* Task input:

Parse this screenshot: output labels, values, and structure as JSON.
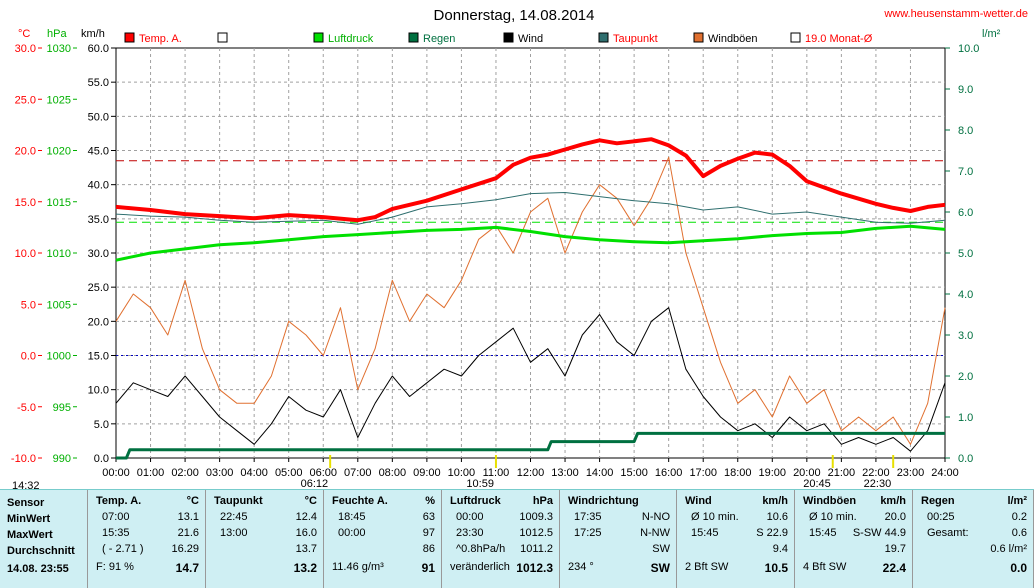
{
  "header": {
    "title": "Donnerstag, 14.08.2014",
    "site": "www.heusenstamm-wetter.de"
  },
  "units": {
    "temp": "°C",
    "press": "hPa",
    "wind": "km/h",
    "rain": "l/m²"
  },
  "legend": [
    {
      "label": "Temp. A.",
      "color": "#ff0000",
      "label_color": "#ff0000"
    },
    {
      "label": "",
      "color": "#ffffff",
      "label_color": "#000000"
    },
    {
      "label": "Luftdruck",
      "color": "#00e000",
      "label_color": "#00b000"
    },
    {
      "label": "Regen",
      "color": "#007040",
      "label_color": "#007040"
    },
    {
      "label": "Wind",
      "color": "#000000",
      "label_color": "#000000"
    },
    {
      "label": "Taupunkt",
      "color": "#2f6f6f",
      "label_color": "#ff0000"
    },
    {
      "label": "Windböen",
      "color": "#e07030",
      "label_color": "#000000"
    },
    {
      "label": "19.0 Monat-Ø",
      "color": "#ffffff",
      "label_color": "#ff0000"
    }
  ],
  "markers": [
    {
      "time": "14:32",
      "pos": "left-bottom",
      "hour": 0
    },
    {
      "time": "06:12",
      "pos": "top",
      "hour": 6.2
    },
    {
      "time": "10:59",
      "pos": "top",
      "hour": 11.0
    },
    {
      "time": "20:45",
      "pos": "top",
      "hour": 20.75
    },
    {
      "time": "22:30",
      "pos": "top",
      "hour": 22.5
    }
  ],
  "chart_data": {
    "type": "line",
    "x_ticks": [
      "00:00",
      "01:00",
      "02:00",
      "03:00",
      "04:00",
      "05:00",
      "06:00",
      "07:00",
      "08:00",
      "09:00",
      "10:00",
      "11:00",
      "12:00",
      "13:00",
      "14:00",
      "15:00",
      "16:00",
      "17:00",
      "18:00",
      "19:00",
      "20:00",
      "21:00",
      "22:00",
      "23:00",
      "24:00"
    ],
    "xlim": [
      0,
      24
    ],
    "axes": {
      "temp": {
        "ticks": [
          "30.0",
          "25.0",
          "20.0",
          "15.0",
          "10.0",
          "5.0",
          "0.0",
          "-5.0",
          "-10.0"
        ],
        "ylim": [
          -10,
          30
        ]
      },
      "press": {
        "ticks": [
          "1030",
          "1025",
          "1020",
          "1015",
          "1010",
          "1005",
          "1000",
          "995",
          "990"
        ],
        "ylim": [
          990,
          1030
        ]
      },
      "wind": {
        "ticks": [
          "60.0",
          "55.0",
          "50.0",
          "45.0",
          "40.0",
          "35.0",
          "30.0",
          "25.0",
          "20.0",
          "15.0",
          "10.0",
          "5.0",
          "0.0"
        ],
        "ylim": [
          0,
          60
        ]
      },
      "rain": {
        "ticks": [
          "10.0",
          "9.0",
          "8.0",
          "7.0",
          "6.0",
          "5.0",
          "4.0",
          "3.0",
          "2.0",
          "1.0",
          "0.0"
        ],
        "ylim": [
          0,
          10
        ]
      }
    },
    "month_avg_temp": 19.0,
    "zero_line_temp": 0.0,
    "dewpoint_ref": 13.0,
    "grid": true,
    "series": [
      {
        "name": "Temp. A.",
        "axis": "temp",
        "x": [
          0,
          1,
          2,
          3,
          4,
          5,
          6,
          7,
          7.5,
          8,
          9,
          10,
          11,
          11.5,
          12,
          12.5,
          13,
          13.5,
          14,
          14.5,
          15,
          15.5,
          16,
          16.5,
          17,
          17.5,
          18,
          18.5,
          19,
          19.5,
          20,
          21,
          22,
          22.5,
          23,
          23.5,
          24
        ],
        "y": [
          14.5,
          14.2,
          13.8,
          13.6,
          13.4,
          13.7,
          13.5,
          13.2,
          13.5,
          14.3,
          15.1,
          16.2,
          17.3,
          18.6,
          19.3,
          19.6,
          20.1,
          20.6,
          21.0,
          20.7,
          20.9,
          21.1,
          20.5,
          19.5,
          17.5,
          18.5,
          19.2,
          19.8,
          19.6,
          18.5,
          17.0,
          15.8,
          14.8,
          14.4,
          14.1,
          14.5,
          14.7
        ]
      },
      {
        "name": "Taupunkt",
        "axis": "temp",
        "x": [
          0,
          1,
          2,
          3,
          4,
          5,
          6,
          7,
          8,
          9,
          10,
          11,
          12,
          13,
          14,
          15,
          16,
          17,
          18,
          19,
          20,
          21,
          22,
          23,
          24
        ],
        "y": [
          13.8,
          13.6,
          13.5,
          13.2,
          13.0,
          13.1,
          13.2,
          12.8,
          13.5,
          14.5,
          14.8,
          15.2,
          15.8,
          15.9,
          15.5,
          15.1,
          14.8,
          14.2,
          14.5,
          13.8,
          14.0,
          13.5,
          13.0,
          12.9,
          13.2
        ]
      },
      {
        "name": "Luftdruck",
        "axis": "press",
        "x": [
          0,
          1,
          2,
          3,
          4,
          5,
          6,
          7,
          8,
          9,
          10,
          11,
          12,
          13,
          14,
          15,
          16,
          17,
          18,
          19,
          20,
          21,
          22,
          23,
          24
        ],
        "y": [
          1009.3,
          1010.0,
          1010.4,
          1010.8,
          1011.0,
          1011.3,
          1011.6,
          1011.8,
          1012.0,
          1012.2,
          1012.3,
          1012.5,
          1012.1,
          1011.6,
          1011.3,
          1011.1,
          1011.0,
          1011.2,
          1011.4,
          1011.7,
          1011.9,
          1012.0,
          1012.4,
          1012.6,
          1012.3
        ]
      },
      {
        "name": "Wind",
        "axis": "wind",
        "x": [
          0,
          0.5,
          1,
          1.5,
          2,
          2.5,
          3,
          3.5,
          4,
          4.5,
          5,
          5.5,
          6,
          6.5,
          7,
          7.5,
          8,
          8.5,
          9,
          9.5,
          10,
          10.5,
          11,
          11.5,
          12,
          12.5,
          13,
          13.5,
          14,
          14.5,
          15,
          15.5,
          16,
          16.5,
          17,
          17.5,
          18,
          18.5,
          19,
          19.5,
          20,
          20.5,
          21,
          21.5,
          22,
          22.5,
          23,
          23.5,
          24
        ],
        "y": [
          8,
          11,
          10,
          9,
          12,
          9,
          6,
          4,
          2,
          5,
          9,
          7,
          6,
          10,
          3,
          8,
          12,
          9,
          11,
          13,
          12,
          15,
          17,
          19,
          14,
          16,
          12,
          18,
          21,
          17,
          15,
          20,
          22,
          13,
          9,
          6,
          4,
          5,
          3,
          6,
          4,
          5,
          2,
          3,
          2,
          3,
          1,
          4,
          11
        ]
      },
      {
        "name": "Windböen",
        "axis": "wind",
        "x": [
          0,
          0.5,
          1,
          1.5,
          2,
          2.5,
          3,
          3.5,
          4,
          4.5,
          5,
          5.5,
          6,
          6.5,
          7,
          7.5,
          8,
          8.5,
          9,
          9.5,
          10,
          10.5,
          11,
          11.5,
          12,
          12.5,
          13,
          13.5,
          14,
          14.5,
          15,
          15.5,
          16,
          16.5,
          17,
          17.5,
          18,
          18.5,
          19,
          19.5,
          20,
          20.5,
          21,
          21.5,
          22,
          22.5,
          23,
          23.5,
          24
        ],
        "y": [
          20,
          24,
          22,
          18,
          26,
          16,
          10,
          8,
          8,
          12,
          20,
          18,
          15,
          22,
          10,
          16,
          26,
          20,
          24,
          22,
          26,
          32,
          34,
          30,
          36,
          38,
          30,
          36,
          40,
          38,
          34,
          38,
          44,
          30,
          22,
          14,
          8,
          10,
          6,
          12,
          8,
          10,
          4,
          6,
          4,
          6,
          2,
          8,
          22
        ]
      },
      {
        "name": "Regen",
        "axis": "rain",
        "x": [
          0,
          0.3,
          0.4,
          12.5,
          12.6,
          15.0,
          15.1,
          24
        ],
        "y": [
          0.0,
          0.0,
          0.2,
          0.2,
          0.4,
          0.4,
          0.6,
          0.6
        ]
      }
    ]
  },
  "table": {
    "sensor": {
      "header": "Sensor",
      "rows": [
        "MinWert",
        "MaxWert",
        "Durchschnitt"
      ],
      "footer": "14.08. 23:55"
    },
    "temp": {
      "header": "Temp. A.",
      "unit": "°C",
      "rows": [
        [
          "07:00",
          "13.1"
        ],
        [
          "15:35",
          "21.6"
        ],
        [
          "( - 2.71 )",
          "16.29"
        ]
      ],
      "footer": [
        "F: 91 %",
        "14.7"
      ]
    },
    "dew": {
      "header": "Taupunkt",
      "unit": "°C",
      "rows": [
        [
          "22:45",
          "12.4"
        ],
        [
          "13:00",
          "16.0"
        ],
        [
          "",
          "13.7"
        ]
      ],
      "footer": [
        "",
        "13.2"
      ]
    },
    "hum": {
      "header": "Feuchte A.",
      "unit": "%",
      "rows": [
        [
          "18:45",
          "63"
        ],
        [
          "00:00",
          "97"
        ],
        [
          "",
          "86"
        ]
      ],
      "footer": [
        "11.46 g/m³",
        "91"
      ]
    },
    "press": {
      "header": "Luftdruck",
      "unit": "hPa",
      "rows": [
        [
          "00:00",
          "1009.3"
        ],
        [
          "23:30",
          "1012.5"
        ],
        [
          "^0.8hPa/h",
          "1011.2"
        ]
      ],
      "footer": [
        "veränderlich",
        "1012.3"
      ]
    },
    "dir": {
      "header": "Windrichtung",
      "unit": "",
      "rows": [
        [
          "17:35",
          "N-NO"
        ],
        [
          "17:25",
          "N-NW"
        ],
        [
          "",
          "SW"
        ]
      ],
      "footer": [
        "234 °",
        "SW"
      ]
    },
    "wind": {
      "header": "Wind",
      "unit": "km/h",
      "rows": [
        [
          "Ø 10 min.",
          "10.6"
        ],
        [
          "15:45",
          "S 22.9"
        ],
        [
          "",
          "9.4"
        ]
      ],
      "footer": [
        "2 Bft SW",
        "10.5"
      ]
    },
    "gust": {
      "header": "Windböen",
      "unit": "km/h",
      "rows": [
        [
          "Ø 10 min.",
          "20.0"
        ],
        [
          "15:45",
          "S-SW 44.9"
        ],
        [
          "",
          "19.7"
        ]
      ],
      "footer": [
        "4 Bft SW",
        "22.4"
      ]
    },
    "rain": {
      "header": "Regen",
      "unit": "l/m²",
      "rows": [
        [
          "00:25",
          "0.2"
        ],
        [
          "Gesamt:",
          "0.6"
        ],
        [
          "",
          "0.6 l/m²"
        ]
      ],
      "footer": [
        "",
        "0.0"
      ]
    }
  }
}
--
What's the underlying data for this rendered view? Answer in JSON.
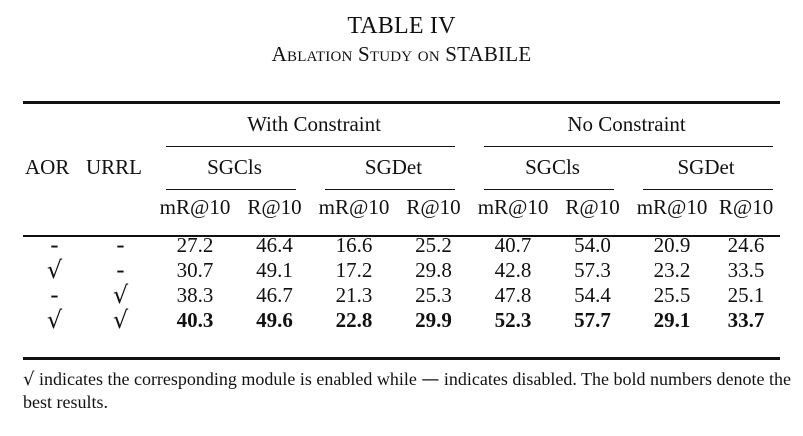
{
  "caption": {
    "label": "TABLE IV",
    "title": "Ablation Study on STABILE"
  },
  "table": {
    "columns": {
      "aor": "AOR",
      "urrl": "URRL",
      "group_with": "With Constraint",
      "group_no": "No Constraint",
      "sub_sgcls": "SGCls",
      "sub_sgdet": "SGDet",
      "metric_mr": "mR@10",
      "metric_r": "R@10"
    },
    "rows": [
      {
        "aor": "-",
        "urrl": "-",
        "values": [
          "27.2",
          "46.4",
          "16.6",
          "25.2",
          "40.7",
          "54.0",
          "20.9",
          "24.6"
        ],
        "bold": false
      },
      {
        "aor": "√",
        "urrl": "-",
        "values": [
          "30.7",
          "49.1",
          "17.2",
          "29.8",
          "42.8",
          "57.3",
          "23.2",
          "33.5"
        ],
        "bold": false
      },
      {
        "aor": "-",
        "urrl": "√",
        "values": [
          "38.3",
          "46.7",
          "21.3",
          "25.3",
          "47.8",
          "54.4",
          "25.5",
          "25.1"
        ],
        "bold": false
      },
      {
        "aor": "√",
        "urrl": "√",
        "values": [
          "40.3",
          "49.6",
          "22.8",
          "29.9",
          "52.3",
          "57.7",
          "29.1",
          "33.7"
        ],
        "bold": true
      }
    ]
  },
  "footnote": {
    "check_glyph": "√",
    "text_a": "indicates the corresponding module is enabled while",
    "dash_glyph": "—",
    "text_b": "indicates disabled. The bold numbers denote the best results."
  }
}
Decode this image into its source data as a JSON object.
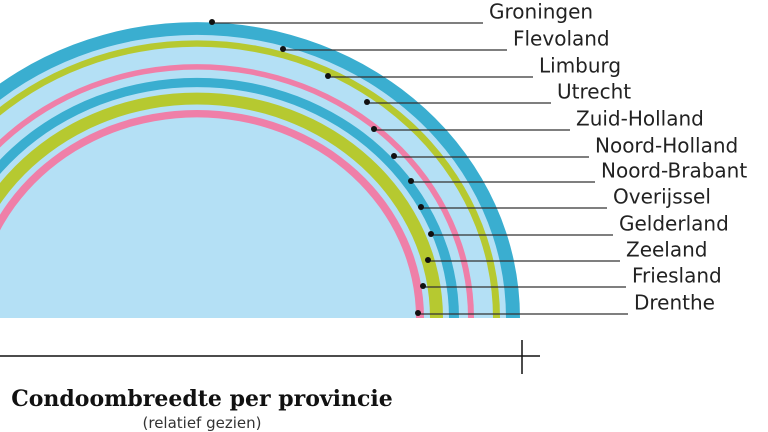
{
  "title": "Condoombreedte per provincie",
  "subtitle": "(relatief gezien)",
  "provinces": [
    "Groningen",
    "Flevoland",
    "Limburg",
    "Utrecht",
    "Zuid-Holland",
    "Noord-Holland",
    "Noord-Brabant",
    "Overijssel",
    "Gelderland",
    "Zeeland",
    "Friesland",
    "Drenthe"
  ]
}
--
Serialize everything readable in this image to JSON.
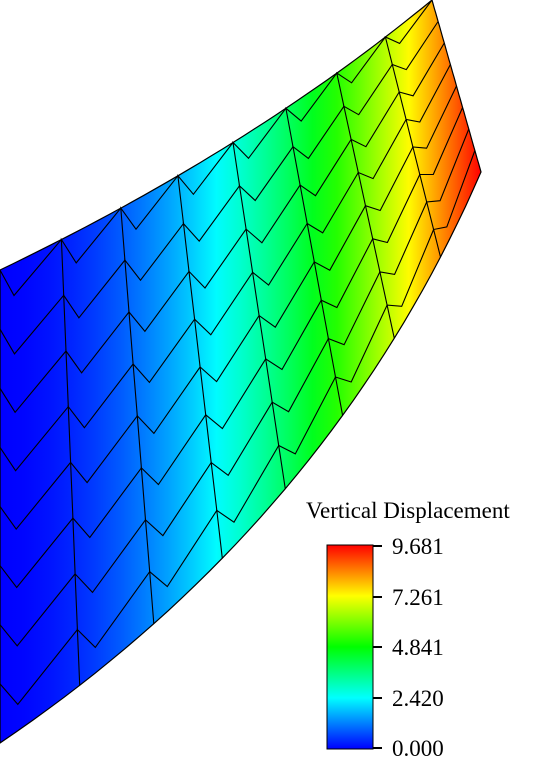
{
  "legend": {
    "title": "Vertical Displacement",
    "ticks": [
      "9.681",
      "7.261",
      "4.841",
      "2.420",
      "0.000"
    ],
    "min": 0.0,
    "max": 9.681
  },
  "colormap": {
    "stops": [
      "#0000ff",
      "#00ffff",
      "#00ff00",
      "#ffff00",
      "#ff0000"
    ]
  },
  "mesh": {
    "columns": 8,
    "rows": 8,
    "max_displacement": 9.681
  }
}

* Written instruction: Identify every line above with the string "header" in it. Copy those lines.

* Reply:
  "header": {
      "header": "Sensor",
      "header": "Temp. A.",
      "header": "Taupunkt",
      "header": "Feuchte A.",
      "header": "Luftdruck",
      "header": "Windrichtung",
      "header": "Wind",
      "header": "Windböen",
      "header": "Regen",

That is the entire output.